WHAT NEEDS TO BE DONE => From the listing below, extract every line containing "Daily".

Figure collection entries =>
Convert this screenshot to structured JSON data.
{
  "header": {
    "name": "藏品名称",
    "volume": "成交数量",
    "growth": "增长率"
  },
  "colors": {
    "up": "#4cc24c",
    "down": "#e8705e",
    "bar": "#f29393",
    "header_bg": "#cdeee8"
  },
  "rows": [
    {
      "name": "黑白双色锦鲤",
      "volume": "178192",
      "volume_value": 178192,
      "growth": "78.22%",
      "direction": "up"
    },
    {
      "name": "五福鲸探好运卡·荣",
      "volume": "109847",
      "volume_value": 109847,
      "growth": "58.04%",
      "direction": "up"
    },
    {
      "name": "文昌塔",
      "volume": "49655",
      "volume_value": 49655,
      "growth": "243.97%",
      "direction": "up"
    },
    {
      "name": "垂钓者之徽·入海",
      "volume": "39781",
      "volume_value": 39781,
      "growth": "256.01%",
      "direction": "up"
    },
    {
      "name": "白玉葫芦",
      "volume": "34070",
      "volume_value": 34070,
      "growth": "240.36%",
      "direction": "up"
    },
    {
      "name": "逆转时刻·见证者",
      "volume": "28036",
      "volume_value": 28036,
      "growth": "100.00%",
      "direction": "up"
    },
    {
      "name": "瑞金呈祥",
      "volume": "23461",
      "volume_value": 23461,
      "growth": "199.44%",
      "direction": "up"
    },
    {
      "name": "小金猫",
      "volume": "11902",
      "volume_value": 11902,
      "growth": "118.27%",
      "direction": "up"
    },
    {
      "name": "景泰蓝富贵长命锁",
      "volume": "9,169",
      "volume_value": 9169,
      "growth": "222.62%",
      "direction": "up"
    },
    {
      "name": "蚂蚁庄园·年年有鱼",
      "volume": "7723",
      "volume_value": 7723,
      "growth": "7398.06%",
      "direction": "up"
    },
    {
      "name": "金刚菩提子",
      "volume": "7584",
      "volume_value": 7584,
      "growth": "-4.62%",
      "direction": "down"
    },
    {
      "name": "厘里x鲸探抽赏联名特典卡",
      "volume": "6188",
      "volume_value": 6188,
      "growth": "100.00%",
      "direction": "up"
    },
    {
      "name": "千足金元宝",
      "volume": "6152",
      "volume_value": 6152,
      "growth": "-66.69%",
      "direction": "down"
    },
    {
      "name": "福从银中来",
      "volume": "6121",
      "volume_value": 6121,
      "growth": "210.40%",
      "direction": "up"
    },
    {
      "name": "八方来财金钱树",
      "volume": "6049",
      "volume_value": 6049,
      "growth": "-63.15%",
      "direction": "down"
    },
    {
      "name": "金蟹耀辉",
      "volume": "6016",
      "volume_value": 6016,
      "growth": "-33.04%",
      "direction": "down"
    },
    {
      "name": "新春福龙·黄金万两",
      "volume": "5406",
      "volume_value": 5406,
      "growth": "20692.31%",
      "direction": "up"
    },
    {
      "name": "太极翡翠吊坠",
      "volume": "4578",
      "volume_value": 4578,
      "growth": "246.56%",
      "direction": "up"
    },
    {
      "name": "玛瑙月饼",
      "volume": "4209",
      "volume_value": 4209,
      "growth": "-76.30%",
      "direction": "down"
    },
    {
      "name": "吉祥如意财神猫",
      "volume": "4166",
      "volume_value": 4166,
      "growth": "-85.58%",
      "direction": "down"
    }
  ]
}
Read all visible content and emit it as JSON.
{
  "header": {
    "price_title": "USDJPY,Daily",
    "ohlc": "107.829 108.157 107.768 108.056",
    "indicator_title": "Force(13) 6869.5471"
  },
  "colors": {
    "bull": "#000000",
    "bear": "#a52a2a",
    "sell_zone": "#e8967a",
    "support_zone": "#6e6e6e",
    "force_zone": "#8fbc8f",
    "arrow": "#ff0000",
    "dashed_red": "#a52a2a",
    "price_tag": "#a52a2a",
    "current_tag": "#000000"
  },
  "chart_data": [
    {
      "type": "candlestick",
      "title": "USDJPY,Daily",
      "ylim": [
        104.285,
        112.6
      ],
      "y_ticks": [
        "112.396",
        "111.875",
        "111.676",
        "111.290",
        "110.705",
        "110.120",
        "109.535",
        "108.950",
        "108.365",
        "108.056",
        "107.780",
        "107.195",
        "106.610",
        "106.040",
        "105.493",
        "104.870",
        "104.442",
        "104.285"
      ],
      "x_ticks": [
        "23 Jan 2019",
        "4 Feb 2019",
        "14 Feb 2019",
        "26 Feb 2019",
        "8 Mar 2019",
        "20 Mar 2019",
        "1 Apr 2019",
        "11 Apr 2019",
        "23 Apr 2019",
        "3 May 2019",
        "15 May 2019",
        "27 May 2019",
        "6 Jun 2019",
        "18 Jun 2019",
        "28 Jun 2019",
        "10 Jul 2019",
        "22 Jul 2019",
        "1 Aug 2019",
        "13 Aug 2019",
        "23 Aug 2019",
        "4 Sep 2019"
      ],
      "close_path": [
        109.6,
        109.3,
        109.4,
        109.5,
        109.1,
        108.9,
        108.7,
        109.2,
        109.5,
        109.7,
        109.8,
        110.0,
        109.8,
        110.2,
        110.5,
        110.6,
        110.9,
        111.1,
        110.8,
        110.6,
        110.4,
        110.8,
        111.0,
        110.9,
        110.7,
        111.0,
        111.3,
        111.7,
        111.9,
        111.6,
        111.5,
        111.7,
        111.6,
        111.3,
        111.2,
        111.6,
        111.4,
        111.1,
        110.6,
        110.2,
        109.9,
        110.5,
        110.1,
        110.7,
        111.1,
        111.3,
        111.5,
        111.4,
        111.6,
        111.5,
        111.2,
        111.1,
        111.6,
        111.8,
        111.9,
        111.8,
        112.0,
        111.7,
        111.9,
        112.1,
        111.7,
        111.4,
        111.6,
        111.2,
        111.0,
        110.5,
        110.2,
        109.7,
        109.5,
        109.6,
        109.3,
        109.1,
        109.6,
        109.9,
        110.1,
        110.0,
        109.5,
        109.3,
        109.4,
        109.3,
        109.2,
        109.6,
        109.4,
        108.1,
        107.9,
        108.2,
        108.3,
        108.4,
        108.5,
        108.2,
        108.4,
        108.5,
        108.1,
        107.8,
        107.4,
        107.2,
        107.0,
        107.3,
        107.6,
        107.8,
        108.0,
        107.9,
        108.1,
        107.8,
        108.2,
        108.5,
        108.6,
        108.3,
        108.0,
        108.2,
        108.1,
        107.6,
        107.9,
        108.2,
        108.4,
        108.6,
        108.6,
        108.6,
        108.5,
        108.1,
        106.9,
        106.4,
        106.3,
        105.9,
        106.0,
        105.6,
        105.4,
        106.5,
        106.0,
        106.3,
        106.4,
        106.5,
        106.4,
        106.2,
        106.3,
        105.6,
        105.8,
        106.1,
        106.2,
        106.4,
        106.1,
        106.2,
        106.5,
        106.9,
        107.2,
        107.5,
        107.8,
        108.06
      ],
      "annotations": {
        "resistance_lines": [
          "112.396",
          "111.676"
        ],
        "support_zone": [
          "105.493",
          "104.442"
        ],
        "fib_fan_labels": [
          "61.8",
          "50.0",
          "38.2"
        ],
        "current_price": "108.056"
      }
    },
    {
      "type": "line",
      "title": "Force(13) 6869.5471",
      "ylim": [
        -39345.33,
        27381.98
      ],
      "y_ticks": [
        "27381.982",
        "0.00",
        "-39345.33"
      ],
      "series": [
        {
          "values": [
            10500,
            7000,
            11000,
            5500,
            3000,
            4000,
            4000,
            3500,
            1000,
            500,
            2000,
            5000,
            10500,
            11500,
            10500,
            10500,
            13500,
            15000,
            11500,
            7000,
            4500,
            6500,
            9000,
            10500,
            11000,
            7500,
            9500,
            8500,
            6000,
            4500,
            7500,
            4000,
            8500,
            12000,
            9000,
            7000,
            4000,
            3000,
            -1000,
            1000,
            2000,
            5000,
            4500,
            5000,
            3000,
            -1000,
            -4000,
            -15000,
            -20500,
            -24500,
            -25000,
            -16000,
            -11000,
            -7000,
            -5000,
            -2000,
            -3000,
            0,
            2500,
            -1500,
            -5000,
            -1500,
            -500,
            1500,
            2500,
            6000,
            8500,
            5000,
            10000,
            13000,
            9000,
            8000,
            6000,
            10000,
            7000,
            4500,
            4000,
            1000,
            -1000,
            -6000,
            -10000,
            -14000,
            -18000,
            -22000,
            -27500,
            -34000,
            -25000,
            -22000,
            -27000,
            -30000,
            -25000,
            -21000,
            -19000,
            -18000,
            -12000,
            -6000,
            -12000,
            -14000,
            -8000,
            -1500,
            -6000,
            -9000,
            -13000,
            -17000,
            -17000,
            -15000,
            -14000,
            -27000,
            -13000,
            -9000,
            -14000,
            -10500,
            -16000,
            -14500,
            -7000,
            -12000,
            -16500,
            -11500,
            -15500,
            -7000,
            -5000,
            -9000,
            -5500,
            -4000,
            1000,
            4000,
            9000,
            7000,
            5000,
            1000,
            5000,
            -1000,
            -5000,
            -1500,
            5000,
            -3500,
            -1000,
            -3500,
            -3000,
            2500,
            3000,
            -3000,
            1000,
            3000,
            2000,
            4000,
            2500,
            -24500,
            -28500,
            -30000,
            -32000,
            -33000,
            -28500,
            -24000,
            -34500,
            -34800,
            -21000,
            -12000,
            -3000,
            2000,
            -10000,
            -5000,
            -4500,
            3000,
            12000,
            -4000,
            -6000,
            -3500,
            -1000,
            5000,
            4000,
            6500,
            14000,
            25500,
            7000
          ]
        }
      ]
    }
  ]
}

RESPONSE FOR THIS EXERCISE =>
    "price_title": "USDJPY,Daily",
      "title": "USDJPY,Daily",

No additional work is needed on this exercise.